■ WHAT IS EXPECTED ■
Pick out and copy every line below that has the word "hint".

-*-

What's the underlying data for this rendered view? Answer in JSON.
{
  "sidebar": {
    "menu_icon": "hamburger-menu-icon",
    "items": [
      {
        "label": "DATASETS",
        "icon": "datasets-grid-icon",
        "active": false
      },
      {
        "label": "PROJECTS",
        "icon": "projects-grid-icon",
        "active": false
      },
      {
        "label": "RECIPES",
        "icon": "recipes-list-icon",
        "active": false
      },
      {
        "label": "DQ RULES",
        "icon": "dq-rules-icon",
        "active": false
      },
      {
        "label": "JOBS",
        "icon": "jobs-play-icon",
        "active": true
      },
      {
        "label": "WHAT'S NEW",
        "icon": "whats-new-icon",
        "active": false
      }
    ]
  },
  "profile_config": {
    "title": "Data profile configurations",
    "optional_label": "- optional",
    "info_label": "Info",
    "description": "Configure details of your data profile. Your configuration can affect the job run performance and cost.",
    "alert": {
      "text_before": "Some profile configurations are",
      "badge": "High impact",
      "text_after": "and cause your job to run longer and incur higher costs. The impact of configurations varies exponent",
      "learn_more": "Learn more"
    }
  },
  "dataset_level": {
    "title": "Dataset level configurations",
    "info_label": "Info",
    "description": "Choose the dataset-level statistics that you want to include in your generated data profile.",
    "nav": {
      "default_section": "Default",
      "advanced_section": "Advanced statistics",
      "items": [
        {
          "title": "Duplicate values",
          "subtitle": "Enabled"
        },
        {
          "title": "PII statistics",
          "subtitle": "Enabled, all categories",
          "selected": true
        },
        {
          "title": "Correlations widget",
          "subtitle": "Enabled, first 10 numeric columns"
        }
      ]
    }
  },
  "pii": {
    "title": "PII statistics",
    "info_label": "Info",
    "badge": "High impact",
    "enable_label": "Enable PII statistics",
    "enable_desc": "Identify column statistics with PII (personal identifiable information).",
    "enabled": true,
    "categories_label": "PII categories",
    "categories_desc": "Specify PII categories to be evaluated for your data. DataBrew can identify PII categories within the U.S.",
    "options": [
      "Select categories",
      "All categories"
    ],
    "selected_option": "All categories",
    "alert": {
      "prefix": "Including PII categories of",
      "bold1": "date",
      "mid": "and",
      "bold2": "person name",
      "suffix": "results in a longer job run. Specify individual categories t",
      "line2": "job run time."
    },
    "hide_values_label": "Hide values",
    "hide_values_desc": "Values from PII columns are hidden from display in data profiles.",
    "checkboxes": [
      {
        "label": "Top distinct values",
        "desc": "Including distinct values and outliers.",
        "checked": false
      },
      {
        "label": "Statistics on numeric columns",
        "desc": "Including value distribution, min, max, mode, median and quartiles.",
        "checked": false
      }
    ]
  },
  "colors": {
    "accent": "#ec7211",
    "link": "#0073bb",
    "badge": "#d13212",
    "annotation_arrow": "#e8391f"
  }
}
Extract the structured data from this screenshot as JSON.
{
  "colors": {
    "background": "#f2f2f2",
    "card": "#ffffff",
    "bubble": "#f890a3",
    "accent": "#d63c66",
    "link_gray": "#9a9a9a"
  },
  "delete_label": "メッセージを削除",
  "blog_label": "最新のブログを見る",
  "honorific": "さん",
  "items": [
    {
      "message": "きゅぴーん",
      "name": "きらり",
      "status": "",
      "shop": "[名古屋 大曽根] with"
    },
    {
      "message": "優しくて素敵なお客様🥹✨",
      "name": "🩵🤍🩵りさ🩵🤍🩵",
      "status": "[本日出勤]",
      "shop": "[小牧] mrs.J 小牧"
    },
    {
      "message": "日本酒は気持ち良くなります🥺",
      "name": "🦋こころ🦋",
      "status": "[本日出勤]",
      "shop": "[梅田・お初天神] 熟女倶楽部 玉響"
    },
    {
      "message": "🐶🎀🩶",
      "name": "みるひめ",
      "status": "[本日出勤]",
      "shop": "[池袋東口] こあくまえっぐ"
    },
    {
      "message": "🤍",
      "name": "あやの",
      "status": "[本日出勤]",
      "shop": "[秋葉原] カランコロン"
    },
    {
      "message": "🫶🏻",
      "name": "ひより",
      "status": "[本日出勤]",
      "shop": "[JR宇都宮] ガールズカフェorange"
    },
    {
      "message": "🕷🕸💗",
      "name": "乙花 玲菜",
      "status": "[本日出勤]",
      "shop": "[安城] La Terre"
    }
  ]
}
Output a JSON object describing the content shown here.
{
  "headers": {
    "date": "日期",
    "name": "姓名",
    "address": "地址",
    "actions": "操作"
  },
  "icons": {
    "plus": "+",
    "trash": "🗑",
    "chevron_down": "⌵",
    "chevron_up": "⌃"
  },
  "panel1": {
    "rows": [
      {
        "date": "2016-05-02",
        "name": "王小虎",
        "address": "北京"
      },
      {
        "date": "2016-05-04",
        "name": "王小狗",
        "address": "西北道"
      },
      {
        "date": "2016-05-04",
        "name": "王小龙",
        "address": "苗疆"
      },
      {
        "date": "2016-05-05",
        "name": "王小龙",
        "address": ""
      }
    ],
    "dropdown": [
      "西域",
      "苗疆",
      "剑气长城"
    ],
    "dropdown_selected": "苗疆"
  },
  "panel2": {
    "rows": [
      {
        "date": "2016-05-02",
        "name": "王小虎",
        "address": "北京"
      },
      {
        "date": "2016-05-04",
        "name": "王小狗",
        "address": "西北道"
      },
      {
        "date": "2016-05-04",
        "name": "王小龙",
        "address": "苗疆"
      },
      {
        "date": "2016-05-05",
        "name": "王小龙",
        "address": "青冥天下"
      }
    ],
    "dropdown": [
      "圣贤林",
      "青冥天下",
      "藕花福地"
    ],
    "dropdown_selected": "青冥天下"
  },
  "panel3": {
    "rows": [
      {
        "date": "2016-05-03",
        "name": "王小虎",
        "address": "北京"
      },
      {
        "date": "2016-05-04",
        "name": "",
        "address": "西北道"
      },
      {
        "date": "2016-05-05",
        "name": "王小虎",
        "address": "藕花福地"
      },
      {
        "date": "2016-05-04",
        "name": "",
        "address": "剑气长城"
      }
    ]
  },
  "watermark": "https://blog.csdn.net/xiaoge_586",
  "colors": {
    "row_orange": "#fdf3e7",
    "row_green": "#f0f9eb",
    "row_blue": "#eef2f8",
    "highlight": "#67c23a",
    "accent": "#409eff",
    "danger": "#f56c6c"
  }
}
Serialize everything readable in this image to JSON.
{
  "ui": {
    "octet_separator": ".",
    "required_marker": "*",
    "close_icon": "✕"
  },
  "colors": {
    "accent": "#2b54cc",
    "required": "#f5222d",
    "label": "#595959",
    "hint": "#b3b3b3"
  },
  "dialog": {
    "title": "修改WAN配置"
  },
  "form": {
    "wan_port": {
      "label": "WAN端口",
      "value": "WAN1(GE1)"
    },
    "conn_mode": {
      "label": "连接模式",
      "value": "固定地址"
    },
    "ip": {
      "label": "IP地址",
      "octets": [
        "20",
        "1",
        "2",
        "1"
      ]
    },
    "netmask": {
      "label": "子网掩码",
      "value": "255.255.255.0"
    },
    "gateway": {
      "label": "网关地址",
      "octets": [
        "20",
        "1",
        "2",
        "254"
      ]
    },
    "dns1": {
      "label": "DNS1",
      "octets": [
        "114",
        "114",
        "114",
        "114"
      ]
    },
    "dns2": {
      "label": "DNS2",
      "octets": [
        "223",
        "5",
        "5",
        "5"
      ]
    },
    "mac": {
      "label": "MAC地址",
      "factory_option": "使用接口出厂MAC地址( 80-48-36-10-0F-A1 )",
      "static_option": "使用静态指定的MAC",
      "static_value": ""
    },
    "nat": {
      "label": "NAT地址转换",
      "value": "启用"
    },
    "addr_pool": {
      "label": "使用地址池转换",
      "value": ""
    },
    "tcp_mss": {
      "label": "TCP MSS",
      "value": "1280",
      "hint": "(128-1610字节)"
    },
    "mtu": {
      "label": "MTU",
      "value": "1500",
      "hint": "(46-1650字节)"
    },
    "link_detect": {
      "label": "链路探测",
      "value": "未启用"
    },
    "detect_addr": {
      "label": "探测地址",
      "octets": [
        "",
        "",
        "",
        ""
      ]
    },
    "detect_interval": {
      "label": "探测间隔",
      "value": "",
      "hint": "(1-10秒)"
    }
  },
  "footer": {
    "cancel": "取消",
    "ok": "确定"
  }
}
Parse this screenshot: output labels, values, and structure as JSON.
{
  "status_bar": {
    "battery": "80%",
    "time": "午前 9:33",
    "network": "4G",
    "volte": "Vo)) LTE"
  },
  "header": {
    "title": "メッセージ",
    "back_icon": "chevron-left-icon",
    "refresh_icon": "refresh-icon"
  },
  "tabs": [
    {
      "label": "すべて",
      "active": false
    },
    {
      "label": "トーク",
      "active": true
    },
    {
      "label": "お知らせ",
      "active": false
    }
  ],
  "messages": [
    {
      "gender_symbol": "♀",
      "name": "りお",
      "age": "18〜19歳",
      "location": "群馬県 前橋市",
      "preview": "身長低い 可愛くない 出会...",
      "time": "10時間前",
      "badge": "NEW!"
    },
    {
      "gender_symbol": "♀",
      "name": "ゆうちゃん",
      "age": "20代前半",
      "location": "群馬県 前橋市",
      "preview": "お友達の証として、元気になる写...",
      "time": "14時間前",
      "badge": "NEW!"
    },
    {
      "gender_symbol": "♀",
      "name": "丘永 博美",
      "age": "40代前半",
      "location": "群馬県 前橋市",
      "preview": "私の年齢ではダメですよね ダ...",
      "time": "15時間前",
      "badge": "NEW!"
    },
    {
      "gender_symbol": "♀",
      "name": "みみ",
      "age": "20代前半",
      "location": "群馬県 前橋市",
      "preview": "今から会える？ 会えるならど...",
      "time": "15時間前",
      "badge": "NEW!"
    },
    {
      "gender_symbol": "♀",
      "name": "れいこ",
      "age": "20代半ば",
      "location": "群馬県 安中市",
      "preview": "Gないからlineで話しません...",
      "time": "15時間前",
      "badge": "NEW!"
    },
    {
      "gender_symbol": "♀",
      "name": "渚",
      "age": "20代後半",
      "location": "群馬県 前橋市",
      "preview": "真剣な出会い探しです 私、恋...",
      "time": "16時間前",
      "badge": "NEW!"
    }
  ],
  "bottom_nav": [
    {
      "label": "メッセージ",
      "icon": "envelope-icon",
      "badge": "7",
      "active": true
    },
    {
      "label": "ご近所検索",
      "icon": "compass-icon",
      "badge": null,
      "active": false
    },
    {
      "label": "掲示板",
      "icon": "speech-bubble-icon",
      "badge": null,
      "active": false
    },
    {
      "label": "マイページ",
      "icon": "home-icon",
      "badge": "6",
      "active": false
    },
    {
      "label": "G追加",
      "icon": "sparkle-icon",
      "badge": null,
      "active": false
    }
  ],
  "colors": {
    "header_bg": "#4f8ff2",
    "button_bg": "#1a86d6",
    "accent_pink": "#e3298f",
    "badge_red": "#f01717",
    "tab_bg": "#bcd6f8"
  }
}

-*-

■ ANSWER FOR THIS EXERCISE ■
    "hint": "#b3b3b3"
      "hint": "(128-1610字节)"
      "hint": "(46-1650字节)"
      "hint": "(1-10秒)"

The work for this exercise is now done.